> Direction
Print out the entries below with no edits.

> Dataset
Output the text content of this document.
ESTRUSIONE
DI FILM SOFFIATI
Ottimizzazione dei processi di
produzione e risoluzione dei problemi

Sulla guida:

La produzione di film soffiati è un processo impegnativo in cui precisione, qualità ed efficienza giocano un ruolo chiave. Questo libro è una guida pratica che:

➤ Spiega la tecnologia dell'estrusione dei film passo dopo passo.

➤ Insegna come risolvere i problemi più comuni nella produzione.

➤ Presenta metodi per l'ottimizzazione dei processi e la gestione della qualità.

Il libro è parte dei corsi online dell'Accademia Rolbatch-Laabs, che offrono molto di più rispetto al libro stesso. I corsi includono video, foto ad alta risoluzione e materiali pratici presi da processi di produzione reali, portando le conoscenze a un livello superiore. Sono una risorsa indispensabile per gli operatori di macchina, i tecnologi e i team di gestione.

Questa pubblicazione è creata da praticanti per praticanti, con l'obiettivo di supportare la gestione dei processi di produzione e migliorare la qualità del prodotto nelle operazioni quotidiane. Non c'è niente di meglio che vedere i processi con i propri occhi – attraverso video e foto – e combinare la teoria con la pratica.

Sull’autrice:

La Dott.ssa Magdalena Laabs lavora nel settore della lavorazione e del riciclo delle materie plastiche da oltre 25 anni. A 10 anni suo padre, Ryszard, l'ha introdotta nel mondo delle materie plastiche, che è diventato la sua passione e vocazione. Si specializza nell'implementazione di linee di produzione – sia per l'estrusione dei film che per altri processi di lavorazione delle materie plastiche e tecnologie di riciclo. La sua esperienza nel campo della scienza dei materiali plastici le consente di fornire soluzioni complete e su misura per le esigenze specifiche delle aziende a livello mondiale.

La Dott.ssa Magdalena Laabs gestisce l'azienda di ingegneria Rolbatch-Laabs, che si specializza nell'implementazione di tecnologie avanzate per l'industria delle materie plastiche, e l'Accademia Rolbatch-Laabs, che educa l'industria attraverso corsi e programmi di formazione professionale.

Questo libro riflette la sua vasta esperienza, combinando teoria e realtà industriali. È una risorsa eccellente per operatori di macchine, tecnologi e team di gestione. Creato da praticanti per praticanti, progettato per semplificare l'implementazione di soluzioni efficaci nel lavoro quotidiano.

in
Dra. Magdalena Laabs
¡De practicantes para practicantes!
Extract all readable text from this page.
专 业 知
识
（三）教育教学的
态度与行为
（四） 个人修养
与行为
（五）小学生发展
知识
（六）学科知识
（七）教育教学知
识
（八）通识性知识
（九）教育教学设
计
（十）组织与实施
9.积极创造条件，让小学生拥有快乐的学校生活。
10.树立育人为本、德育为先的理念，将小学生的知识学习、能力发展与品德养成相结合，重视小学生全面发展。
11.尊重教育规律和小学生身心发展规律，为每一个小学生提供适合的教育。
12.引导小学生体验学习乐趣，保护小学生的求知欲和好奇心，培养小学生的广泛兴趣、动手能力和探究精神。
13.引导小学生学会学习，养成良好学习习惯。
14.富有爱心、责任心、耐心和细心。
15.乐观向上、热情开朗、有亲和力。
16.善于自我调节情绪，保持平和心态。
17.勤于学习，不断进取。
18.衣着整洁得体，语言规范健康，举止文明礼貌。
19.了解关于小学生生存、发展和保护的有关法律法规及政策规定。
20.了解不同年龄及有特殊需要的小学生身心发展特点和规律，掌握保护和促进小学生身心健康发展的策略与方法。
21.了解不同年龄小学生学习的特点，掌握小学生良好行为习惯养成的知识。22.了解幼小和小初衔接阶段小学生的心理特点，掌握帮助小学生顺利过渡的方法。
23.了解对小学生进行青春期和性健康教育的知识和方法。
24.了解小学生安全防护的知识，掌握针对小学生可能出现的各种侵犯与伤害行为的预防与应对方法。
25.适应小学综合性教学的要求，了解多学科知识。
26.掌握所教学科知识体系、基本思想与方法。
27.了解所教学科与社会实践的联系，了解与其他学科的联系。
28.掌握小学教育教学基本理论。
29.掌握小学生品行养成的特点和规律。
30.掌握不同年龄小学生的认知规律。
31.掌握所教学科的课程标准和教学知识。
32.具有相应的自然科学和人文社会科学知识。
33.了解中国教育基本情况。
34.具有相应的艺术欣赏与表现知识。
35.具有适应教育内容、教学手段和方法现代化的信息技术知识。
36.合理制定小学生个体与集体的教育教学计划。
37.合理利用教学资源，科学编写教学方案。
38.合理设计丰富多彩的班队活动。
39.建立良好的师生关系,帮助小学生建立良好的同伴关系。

> The answer
Output the text content of this document.
ESTRUSIONE
DI FILM SOFFIATI
Ottimizzazione dei processi di
produzione e risoluzione dei problemi

Sulla guida:

La produzione di film soffiati è un processo impegnativo in cui precisione, qualità ed efficienza giocano un ruolo chiave. Questo libro è una guida pratica che:

➤ Spiega la tecnologia dell'estrusione dei film passo dopo passo.

➤ Insegna come risolvere i problemi più comuni nella produzione.

➤ Presenta metodi per l'ottimizzazione dei processi e la gestione della qualità.

Il libro è parte dei corsi online dell'Accademia Rolbatch-Laabs, che offrono molto di più rispetto al libro stesso. I corsi includono video, foto ad alta risoluzione e materiali pratici presi da processi di produzione reali, portando le conoscenze a un livello superiore. Sono una risorsa indispensabile per gli operatori di macchina, i tecnologi e i team di gestione.

Questa pubblicazione è creata da praticanti per praticanti, con l'obiettivo di supportare la gestione dei processi di produzione e migliorare la qualità del prodotto nelle operazioni quotidiane. Non c'è niente di meglio che vedere i processi con i propri occhi – attraverso video e foto – e combinare la teoria con la pratica.

Sull’autrice:

La Dott.ssa Magdalena Laabs lavora nel settore della lavorazione e del riciclo delle materie plastiche da oltre 25 anni. A 10 anni suo padre, Ryszard, l'ha introdotta nel mondo delle materie plastiche, che è diventato la sua passione e vocazione. Si specializza nell'implementazione di linee di produzione – sia per l'estrusione dei film che per altri processi di lavorazione delle materie plastiche e tecnologie di riciclo. La sua esperienza nel campo della scienza dei materiali plastici le consente di fornire soluzioni complete e su misura per le esigenze specifiche delle aziende a livello mondiale.

La Dott.ssa Magdalena Laabs gestisce l'azienda di ingegneria Rolbatch-Laabs, che si specializza nell'implementazione di tecnologie avanzate per l'industria delle materie plastiche, e l'Accademia Rolbatch-Laabs, che educa l'industria attraverso corsi e programmi di formazione professionale.

Questo libro riflette la sua vasta esperienza, combinando teoria e realtà industriali. È una risorsa eccellente per operatori di macchine, tecnologi e team di gestione. Creato da praticanti per praticanti, progettato per semplificare l'implementazione di soluzioni efficaci nel lavoro quotidiano.

in
Dra. Magdalena Laabs
¡De practicantes para practicantes!
Extract all readable text from this page.
专 业 知
识
（三）教育教学的
态度与行为
（四） 个人修养
与行为
（五）小学生发展
知识
（六）学科知识
（七）教育教学知
识
（八）通识性知识
（九）教育教学设
计
（十）组织与实施
9.积极创造条件，让小学生拥有快乐的学校生活。
10.树立育人为本、德育为先的理念，将小学生的知识学习、能力发展与品德养成相结合，重视小学生全面发展。
11.尊重教育规律和小学生身心发展规律，为每一个小学生提供适合的教育。
12.引导小学生体验学习乐趣，保护小学生的求知欲和好奇心，培养小学生的广泛兴趣、动手能力和探究精神。
13.引导小学生学会学习，养成良好学习习惯。
14.富有爱心、责任心、耐心和细心。
15.乐观向上、热情开朗、有亲和力。
16.善于自我调节情绪，保持平和心态。
17.勤于学习，不断进取。
18.衣着整洁得体，语言规范健康，举止文明礼貌。
19.了解关于小学生生存、发展和保护的有关法律法规及政策规定。
20.了解不同年龄及有特殊需要的小学生身心发展特点和规律，掌握保护和促进小学生身心健康发展的策略与方法。
21.了解不同年龄小学生学习的特点，掌握小学生良好行为习惯养成的知识。22.了解幼小和小初衔接阶段小学生的心理特点，掌握帮助小学生顺利过渡的方法。
23.了解对小学生进行青春期和性健康教育的知识和方法。
24.了解小学生安全防护的知识，掌握针对小学生可能出现的各种侵犯与伤害行为的预防与应对方法。
25.适应小学综合性教学的要求，了解多学科知识。
26.掌握所教学科知识体系、基本思想与方法。
27.了解所教学科与社会实践的联系，了解与其他学科的联系。
28.掌握小学教育教学基本理论。
29.掌握小学生品行养成的特点和规律。
30.掌握不同年龄小学生的认知规律。
31.掌握所教学科的课程标准和教学知识。
32.具有相应的自然科学和人文社会科学知识。
33.了解中国教育基本情况。
34.具有相应的艺术欣赏与表现知识。
35.具有适应教育内容、教学手段和方法现代化的信息技术知识。
36.合理制定小学生个体与集体的教育教学计划。
37.合理利用教学资源，科学编写教学方案。
38.合理设计丰富多彩的班队活动。
39.建立良好的师生关系,帮助小学生建立良好的同伴关系。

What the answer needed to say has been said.